Excerpt from a dataset
▬▬▬▬▬▬▬▬▬▬

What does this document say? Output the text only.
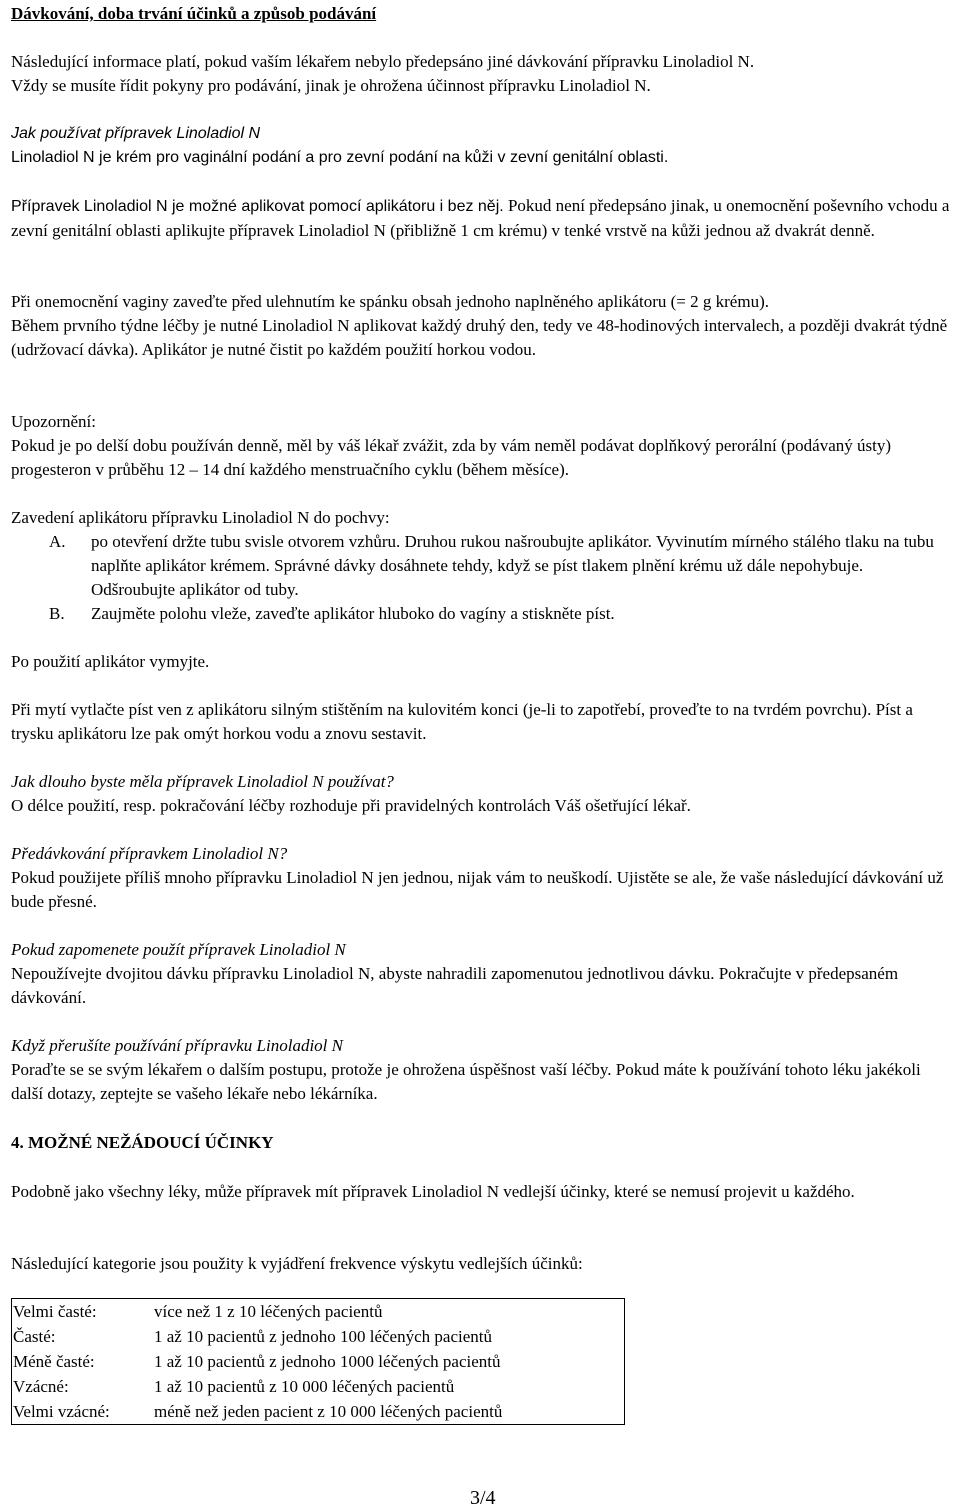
Dávkování, doba trvání účinků a způsob podávání

Následující informace platí, pokud vaším lékařem nebylo předepsáno jiné dávkování přípravku Linoladiol N.

Vždy se musíte řídit pokyny pro podávání, jinak je ohrožena účinnost přípravku Linoladiol N.

Jak používat přípravek Linoladiol N

Linoladiol N je krém pro vaginální podání a pro zevní podání na kůži v zevní genitální oblasti.

Přípravek Linoladiol N je možné aplikovat pomocí aplikátoru i bez něj. Pokud není předepsáno jinak, u onemocnění poševního vchodu a zevní genitální oblasti aplikujte přípravek Linoladiol N (přibližně 1 cm krému) v tenké vrstvě na kůži jednou až dvakrát denně.

Při onemocnění vaginy zaveďte před ulehnutím ke spánku obsah jednoho naplněného aplikátoru (= 2 g krému).

Během prvního týdne léčby je nutné Linoladiol N aplikovat každý druhý den, tedy ve 48-hodinových intervalech, a později dvakrát týdně (udržovací dávka). Aplikátor je nutné čistit po každém použití horkou vodou.

Upozornění:

Pokud je po delší dobu používán denně, měl by váš lékař zvážit, zda by vám neměl podávat doplňkový perorální (podávaný ústy) progesteron v průběhu 12 – 14 dní každého menstruačního cyklu (během měsíce).

Zavedení aplikátoru přípravku Linoladiol N do pochvy:

A. po otevření držte tubu svisle otvorem vzhůru. Druhou rukou našroubujte aplikátor. Vyvinutím mírného stálého tlaku na tubu naplňte aplikátor krémem. Správné dávky dosáhnete tehdy, když se píst tlakem plnění krému už dále nepohybuje. Odšroubujte aplikátor od tuby.
B. Zaujměte polohu vleže, zaveďte aplikátor hluboko do vagíny a stiskněte píst.

Po použití aplikátor vymyjte.

Při mytí vytlačte píst ven z aplikátoru silným stištěním na kulovitém konci (je-li to zapotřebí, proveďte to na tvrdém povrchu). Píst a trysku aplikátoru lze pak omýt horkou vodu a znovu sestavit.

Jak dlouho byste měla přípravek Linoladiol N používat?

O délce použití, resp. pokračování léčby rozhoduje při pravidelných kontrolách Váš ošetřující lékař.

Předávkování přípravkem Linoladiol N?

Pokud použijete příliš mnoho přípravku Linoladiol N jen jednou, nijak vám to neuškodí. Ujistěte se ale, že vaše následující dávkování už bude přesné.

Pokud zapomenete použít přípravek Linoladiol N

Nepoužívejte dvojitou dávku přípravku Linoladiol N, abyste nahradili zapomenutou jednotlivou dávku. Pokračujte v předepsaném dávkování.

Když přerušíte používání přípravku Linoladiol N

Poraďte se se svým lékařem o dalším postupu, protože je ohrožena úspěšnost vaší léčby. Pokud máte k používání tohoto léku jakékoli další dotazy, zeptejte se vašeho lékaře nebo lékárníka.

4. MOŽNÉ NEŽÁDOUCÍ ÚČINKY

Podobně jako všechny léky, může přípravek mít přípravek Linoladiol N vedlejší účinky, které se nemusí projevit u každého.

Následující kategorie jsou použity k vyjádření frekvence výskytu vedlejších účinků:

Velmi časté:	více než 1 z 10 léčených pacientů
Časté:	1 až 10 pacientů z jednoho 100 léčených pacientů
Méně časté:	1 až 10 pacientů z jednoho 1000 léčených pacientů
Vzácné:	1 až 10 pacientů z 10 000 léčených pacientů
Velmi vzácné:	méně než jeden pacient z 10 000 léčených pacientů

3/4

▬▬▬▬▬▬▬▬▬▬

__Task prompt__
Of the lines above, copy each that contains "použití".

__Final result__
Během prvního týdne léčby je nutné Linoladiol N aplikovat každý druhý den, tedy ve 48-hodinových intervalech, a později dvakrát týdně (udržovací dávka). Aplikátor je nutné čistit po každém použití horkou vodou.
Po použití aplikátor vymyjte.
O délce použití, resp. pokračování léčby rozhoduje při pravidelných kontrolách Váš ošetřující lékař.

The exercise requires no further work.